(Saved entries)
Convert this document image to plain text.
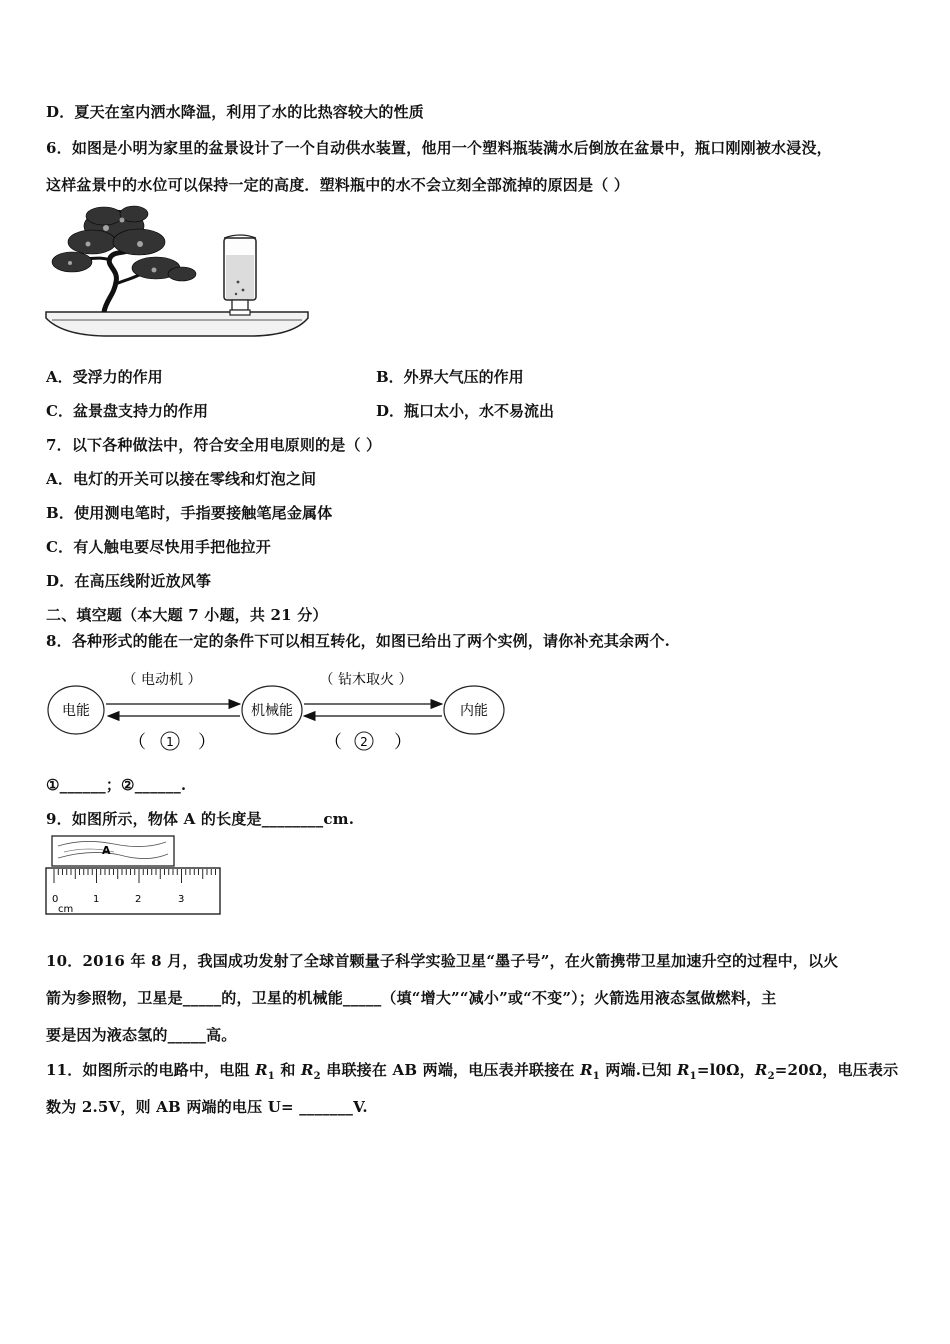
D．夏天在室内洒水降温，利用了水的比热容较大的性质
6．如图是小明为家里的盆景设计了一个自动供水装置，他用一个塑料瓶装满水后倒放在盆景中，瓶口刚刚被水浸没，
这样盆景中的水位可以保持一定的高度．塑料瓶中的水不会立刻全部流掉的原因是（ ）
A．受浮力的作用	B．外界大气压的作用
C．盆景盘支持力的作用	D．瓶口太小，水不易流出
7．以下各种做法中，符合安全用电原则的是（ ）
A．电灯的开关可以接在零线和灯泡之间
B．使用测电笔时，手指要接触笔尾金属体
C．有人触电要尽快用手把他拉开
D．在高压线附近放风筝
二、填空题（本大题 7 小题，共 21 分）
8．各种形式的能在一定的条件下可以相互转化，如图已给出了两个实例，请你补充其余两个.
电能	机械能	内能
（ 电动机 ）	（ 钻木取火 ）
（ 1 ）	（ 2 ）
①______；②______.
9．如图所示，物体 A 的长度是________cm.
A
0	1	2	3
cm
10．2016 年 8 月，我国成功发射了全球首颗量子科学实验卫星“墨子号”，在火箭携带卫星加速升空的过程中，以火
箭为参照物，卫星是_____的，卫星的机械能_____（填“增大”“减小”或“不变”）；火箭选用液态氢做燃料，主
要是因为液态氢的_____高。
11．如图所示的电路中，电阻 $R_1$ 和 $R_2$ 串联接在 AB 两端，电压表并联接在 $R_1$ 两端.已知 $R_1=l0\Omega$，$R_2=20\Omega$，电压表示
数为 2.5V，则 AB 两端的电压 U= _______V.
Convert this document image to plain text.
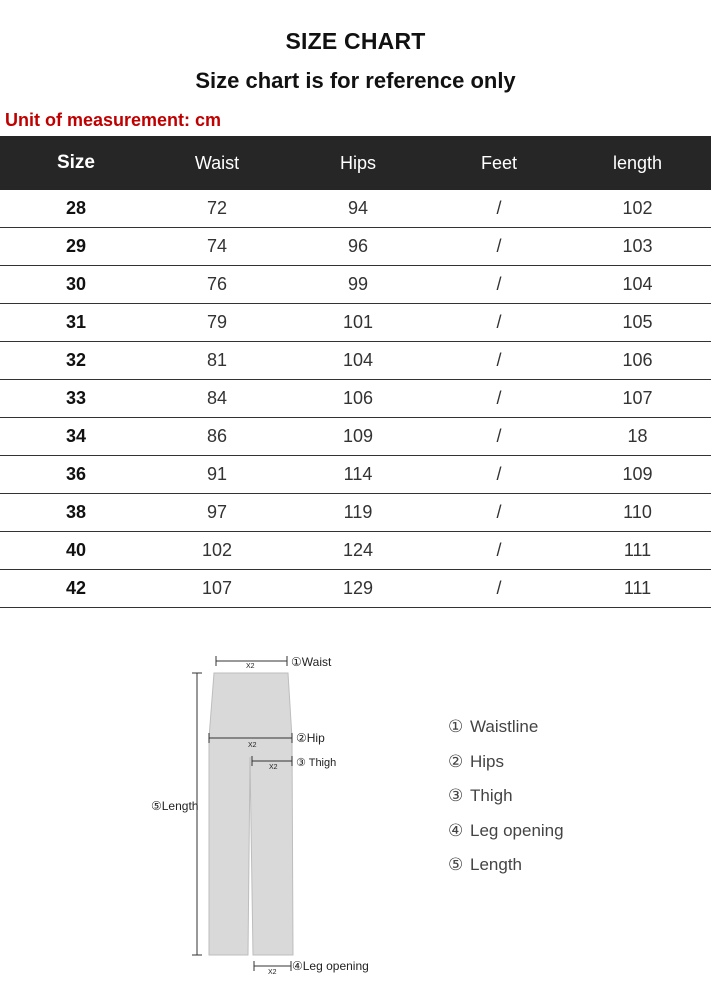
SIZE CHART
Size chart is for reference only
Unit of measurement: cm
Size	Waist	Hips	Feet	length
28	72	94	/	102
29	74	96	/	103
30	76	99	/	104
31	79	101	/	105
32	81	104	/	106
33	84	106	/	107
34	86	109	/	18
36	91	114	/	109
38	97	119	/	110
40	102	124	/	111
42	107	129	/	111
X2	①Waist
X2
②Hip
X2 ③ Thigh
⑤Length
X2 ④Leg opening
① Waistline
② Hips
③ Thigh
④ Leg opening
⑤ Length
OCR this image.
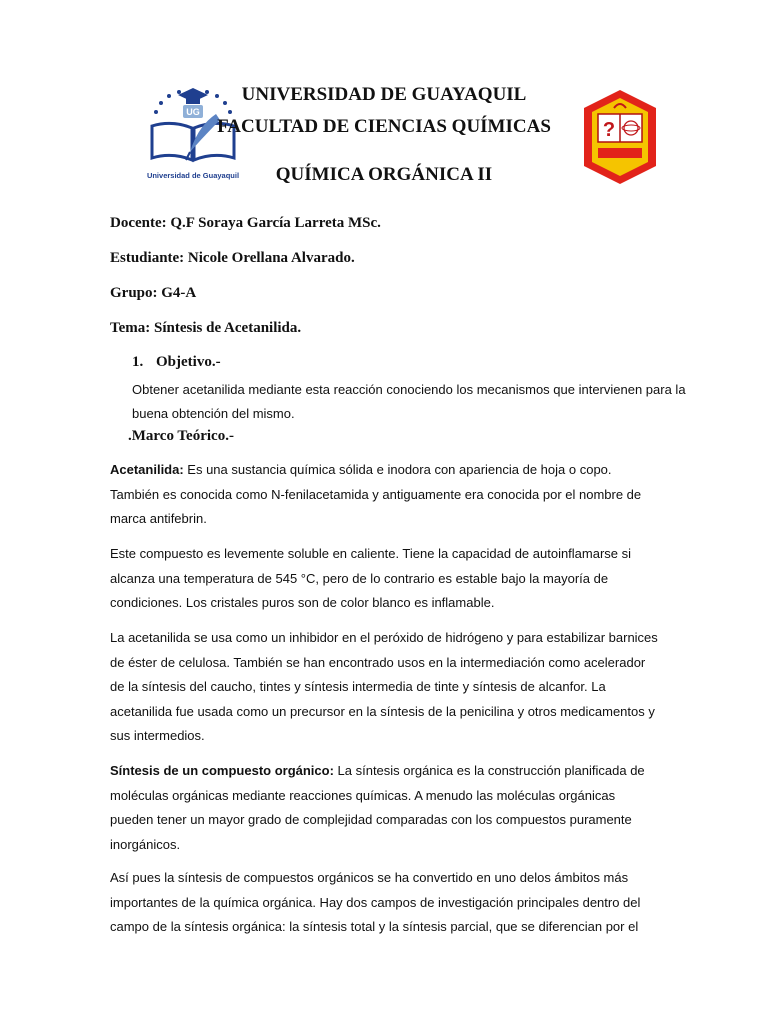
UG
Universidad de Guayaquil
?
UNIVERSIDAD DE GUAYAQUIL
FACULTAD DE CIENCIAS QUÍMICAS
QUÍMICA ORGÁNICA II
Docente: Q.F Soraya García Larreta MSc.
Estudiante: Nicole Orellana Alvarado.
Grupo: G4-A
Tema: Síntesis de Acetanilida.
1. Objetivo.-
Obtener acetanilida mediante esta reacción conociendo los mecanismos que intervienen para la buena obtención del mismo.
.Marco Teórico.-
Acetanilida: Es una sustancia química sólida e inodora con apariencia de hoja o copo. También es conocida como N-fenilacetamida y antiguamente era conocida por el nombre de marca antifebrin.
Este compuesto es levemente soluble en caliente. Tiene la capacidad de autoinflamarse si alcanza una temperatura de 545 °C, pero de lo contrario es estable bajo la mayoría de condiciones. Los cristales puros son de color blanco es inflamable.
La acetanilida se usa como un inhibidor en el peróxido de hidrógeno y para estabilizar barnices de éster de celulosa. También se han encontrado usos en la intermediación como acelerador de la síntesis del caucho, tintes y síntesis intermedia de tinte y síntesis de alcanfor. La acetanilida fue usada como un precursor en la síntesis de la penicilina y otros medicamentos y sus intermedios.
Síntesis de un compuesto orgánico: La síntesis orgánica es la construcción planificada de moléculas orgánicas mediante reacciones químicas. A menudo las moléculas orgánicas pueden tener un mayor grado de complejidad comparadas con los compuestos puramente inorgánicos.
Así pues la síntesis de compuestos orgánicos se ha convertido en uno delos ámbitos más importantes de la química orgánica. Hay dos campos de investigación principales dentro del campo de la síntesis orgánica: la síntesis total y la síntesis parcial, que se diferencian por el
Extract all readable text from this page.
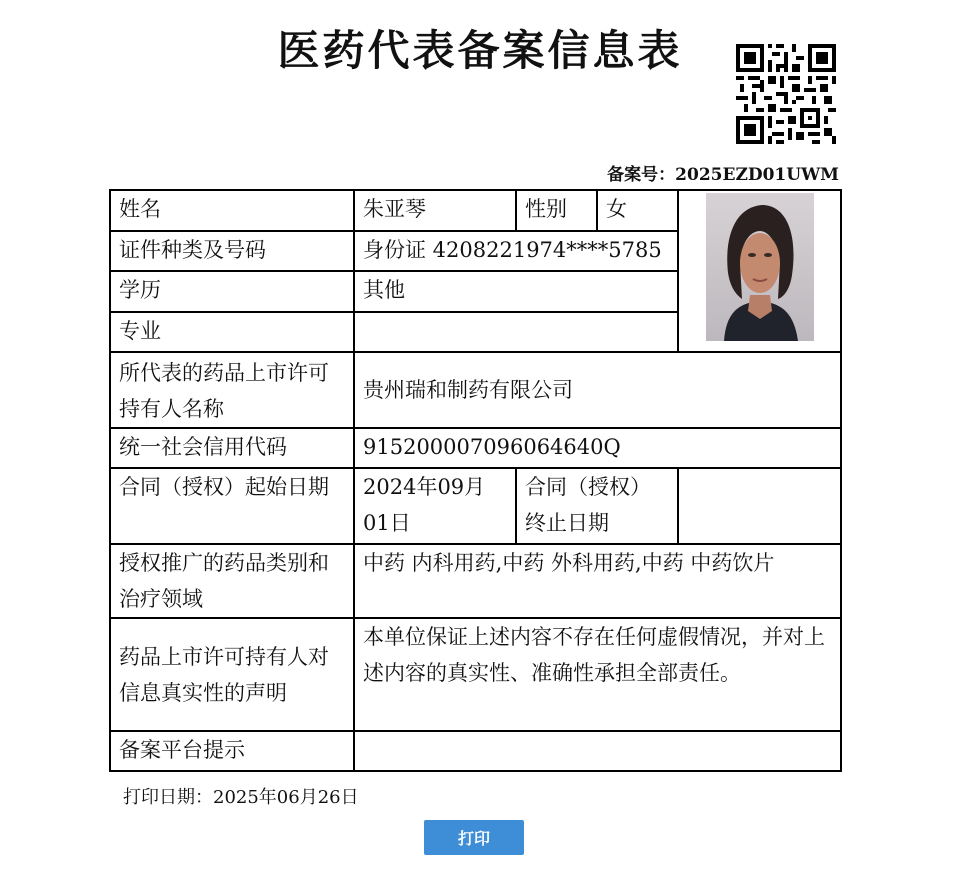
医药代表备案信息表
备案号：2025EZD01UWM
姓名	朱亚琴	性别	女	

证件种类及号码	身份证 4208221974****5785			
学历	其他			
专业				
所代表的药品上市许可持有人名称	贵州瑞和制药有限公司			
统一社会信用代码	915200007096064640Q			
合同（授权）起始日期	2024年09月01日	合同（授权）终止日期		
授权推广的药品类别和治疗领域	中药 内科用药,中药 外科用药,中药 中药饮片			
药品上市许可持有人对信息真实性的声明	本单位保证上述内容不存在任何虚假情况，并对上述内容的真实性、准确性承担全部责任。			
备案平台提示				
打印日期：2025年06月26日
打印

*Task goal*: Take the line containing "Extract all readable text from this page." as the first line and the last line of the data above as the final one, and output exactly the lines between them, inclusive, with no pictures.

*Correct response*:
Extract all readable text from this page.
医药代表备案信息表
备案号：2025EZD01UWM
姓名	朱亚琴	性别	女	

证件种类及号码	身份证 4208221974****5785			
学历	其他			
专业				
所代表的药品上市许可持有人名称	贵州瑞和制药有限公司			
统一社会信用代码	915200007096064640Q			
合同（授权）起始日期	2024年09月01日	合同（授权）终止日期		
授权推广的药品类别和治疗领域	中药 内科用药,中药 外科用药,中药 中药饮片			
药品上市许可持有人对信息真实性的声明	本单位保证上述内容不存在任何虚假情况，并对上述内容的真实性、准确性承担全部责任。			
备案平台提示				
打印日期：2025年06月26日
打印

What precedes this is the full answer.